* **GIVEN INSTRUCTION**: Copy the records below exactly, leaving out every picture.

* **Saved data entries**:

>> Start

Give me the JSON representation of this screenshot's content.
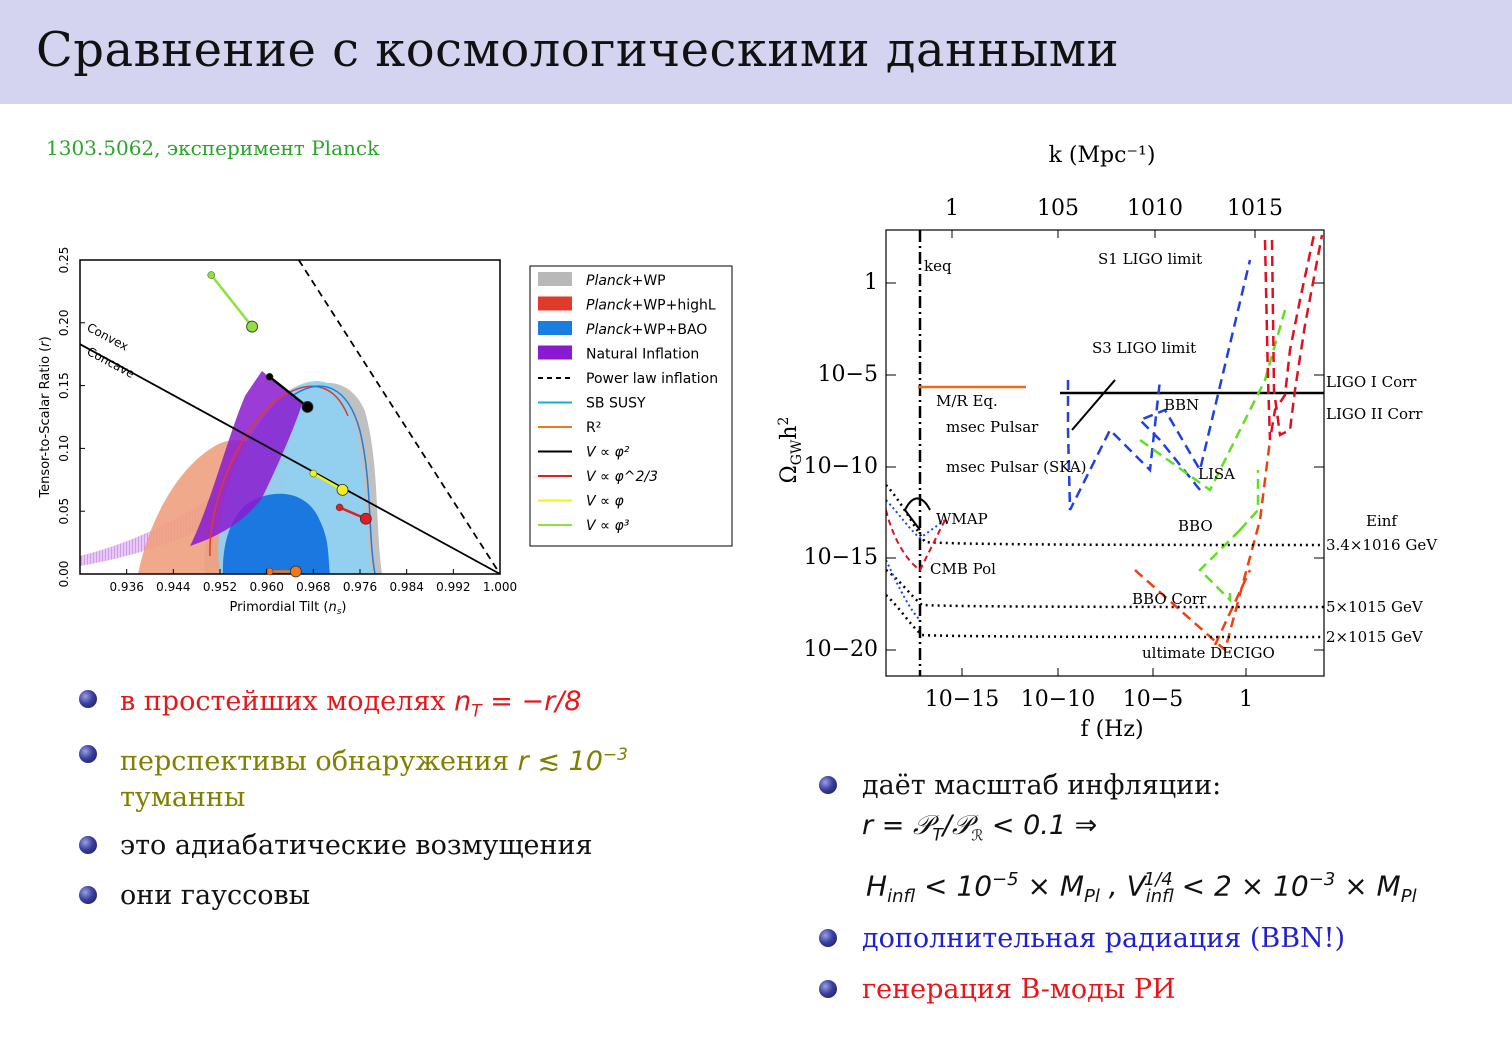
{
  "slide": {
    "title": "Сравнение с космологическими данными",
    "reference": "1303.5062, эксперимент Planck"
  },
  "left_bullets": [
    {
      "text": "в простейших моделях ",
      "math": "n_T = −r/8",
      "color": "#e8161a"
    },
    {
      "text": "перспективы обнаружения ",
      "math": "r ≲ 10^−3",
      "line2": "туманны",
      "color": "#808000"
    },
    {
      "text": "это адиабатические возмущения",
      "color": "#111111"
    },
    {
      "text": "они гауссовы",
      "color": "#111111"
    }
  ],
  "right_bullets": [
    {
      "text": "даёт масштаб инфляции:",
      "line2": "r = 𝒫_T/𝒫_ℛ < 0.1 ⇒",
      "line3": "H_infl < 10^−5 × M_Pl , V_infl^1/4 < 2 × 10^−3 × M_Pl",
      "color": "#111111"
    },
    {
      "text": "дополнительная радиация (BBN!)",
      "color": "#2020d0"
    },
    {
      "text": "генерация B-моды РИ",
      "color": "#e8161a"
    }
  ],
  "chart_data": [
    {
      "type": "scatter",
      "xlabel": "Primordial Tilt (n_s)",
      "ylabel": "Tensor-to-Scalar Ratio (r)",
      "xlim": [
        0.928,
        1.0
      ],
      "ylim": [
        0.0,
        0.25
      ],
      "x_ticks": [
        "0.936",
        "0.944",
        "0.952",
        "0.960",
        "0.968",
        "0.976",
        "0.984",
        "0.992",
        "1.000"
      ],
      "y_ticks": [
        "0.00",
        "0.05",
        "0.10",
        "0.15",
        "0.20",
        "0.25"
      ],
      "annotations": [
        "Convex",
        "Concave"
      ],
      "legend": [
        {
          "label": "Planck+WP",
          "color": "#b8b8b8",
          "kind": "patch",
          "italic_prefix": "Planck"
        },
        {
          "label": "Planck+WP+highL",
          "color": "#e03a2a",
          "kind": "patch",
          "italic_prefix": "Planck"
        },
        {
          "label": "Planck+WP+BAO",
          "color": "#1a7de0",
          "kind": "patch",
          "italic_prefix": "Planck"
        },
        {
          "label": "Natural Inflation",
          "color": "#8a1ad0",
          "kind": "patch"
        },
        {
          "label": "Power law inflation",
          "color": "#000000",
          "kind": "dash"
        },
        {
          "label": "SB SUSY",
          "color": "#1aaad8",
          "kind": "line"
        },
        {
          "label": "R²",
          "color": "#f07818",
          "kind": "line"
        },
        {
          "label": "V ∝ φ²",
          "color": "#000000",
          "kind": "line"
        },
        {
          "label": "V ∝ φ^2/3",
          "color": "#e02020",
          "kind": "line"
        },
        {
          "label": "V ∝ φ",
          "color": "#f0f020",
          "kind": "line"
        },
        {
          "label": "V ∝ φ³",
          "color": "#90e040",
          "kind": "line"
        }
      ],
      "lines": {
        "concave_boundary": [
          [
            0.928,
            0.183
          ],
          [
            1.0,
            0.0
          ]
        ],
        "power_law": [
          [
            0.9655,
            0.25
          ],
          [
            1.0,
            0.0
          ]
        ]
      },
      "model_points": [
        {
          "model": "phi3",
          "color": "#90e040",
          "points": [
            [
              0.9505,
              0.238
            ],
            [
              0.9575,
              0.197
            ]
          ]
        },
        {
          "model": "phi2",
          "color": "#000000",
          "points": [
            [
              0.9605,
              0.157
            ],
            [
              0.967,
              0.133
            ]
          ]
        },
        {
          "model": "phi1",
          "color": "#f0f020",
          "points": [
            [
              0.968,
              0.08
            ],
            [
              0.973,
              0.067
            ]
          ]
        },
        {
          "model": "phi2/3",
          "color": "#e02020",
          "points": [
            [
              0.9725,
              0.053
            ],
            [
              0.977,
              0.044
            ]
          ]
        },
        {
          "model": "R2",
          "color": "#f07818",
          "points": [
            [
              0.9605,
              0.002
            ],
            [
              0.965,
              0.002
            ]
          ]
        }
      ]
    },
    {
      "type": "line",
      "xlabel": "f (Hz)",
      "ylabel": "Ω_GW h²",
      "top_axis_label": "k (Mpc⁻¹)",
      "x_ticks": [
        "10^−15",
        "10^−10",
        "10^−5",
        "1"
      ],
      "top_ticks": [
        "1",
        "10^5",
        "10^10",
        "10^15"
      ],
      "y_ticks": [
        "1",
        "10^−5",
        "10^−10",
        "10^−15",
        "10^−20"
      ],
      "xlim_log10": [
        -19.5,
        4.5
      ],
      "ylim_log10": [
        3,
        -22
      ],
      "labels": [
        "k_eq",
        "S1 LIGO limit",
        "S3 LIGO limit",
        "M/R Eq.",
        "BBN",
        "msec Pulsar",
        "msec Pulsar (SKA)",
        "LISA",
        "WMAP",
        "BBO",
        "CMB Pol",
        "BBO Corr",
        "ultimate DECIGO",
        "LIGO I Corr",
        "LIGO II Corr"
      ],
      "right_labels": [
        "E_inf",
        "3.4×10^16 GeV",
        "5×10^15 GeV",
        "2×10^15 GeV"
      ]
    }
  ]
}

>> End

* **WRITTEN ANSWER**:
Give me the JSON representation of this screenshot's content.
{
  "slide": {
    "title": "Сравнение с космологическими данными",
    "reference": "1303.5062, эксперимент Planck"
  },
  "left_bullets": [
    {
      "text": "в простейших моделях ",
      "math": "n_T = −r/8",
      "color": "#e8161a"
    },
    {
      "text": "перспективы обнаружения ",
      "math": "r ≲ 10^−3",
      "line2": "туманны",
      "color": "#808000"
    },
    {
      "text": "это адиабатические возмущения",
      "color": "#111111"
    },
    {
      "text": "они гауссовы",
      "color": "#111111"
    }
  ],
  "right_bullets": [
    {
      "text": "даёт масштаб инфляции:",
      "line2": "r = 𝒫_T/𝒫_ℛ < 0.1 ⇒",
      "line3": "H_infl < 10^−5 × M_Pl , V_infl^1/4 < 2 × 10^−3 × M_Pl",
      "color": "#111111"
    },
    {
      "text": "дополнительная радиация (BBN!)",
      "color": "#2020d0"
    },
    {
      "text": "генерация B-моды РИ",
      "color": "#e8161a"
    }
  ],
  "chart_data": [
    {
      "type": "scatter",
      "xlabel": "Primordial Tilt (n_s)",
      "ylabel": "Tensor-to-Scalar Ratio (r)",
      "xlim": [
        0.928,
        1.0
      ],
      "ylim": [
        0.0,
        0.25
      ],
      "x_ticks": [
        "0.936",
        "0.944",
        "0.952",
        "0.960",
        "0.968",
        "0.976",
        "0.984",
        "0.992",
        "1.000"
      ],
      "y_ticks": [
        "0.00",
        "0.05",
        "0.10",
        "0.15",
        "0.20",
        "0.25"
      ],
      "annotations": [
        "Convex",
        "Concave"
      ],
      "legend": [
        {
          "label": "Planck+WP",
          "color": "#b8b8b8",
          "kind": "patch",
          "italic_prefix": "Planck"
        },
        {
          "label": "Planck+WP+highL",
          "color": "#e03a2a",
          "kind": "patch",
          "italic_prefix": "Planck"
        },
        {
          "label": "Planck+WP+BAO",
          "color": "#1a7de0",
          "kind": "patch",
          "italic_prefix": "Planck"
        },
        {
          "label": "Natural Inflation",
          "color": "#8a1ad0",
          "kind": "patch"
        },
        {
          "label": "Power law inflation",
          "color": "#000000",
          "kind": "dash"
        },
        {
          "label": "SB SUSY",
          "color": "#1aaad8",
          "kind": "line"
        },
        {
          "label": "R²",
          "color": "#f07818",
          "kind": "line"
        },
        {
          "label": "V ∝ φ²",
          "color": "#000000",
          "kind": "line"
        },
        {
          "label": "V ∝ φ^2/3",
          "color": "#e02020",
          "kind": "line"
        },
        {
          "label": "V ∝ φ",
          "color": "#f0f020",
          "kind": "line"
        },
        {
          "label": "V ∝ φ³",
          "color": "#90e040",
          "kind": "line"
        }
      ],
      "lines": {
        "concave_boundary": [
          [
            0.928,
            0.183
          ],
          [
            1.0,
            0.0
          ]
        ],
        "power_law": [
          [
            0.9655,
            0.25
          ],
          [
            1.0,
            0.0
          ]
        ]
      },
      "model_points": [
        {
          "model": "phi3",
          "color": "#90e040",
          "points": [
            [
              0.9505,
              0.238
            ],
            [
              0.9575,
              0.197
            ]
          ]
        },
        {
          "model": "phi2",
          "color": "#000000",
          "points": [
            [
              0.9605,
              0.157
            ],
            [
              0.967,
              0.133
            ]
          ]
        },
        {
          "model": "phi1",
          "color": "#f0f020",
          "points": [
            [
              0.968,
              0.08
            ],
            [
              0.973,
              0.067
            ]
          ]
        },
        {
          "model": "phi2/3",
          "color": "#e02020",
          "points": [
            [
              0.9725,
              0.053
            ],
            [
              0.977,
              0.044
            ]
          ]
        },
        {
          "model": "R2",
          "color": "#f07818",
          "points": [
            [
              0.9605,
              0.002
            ],
            [
              0.965,
              0.002
            ]
          ]
        }
      ]
    },
    {
      "type": "line",
      "xlabel": "f (Hz)",
      "ylabel": "Ω_GW h²",
      "top_axis_label": "k (Mpc⁻¹)",
      "x_ticks": [
        "10^−15",
        "10^−10",
        "10^−5",
        "1"
      ],
      "top_ticks": [
        "1",
        "10^5",
        "10^10",
        "10^15"
      ],
      "y_ticks": [
        "1",
        "10^−5",
        "10^−10",
        "10^−15",
        "10^−20"
      ],
      "xlim_log10": [
        -19.5,
        4.5
      ],
      "ylim_log10": [
        3,
        -22
      ],
      "labels": [
        "k_eq",
        "S1 LIGO limit",
        "S3 LIGO limit",
        "M/R Eq.",
        "BBN",
        "msec Pulsar",
        "msec Pulsar (SKA)",
        "LISA",
        "WMAP",
        "BBO",
        "CMB Pol",
        "BBO Corr",
        "ultimate DECIGO",
        "LIGO I Corr",
        "LIGO II Corr"
      ],
      "right_labels": [
        "E_inf",
        "3.4×10^16 GeV",
        "5×10^15 GeV",
        "2×10^15 GeV"
      ]
    }
  ]
}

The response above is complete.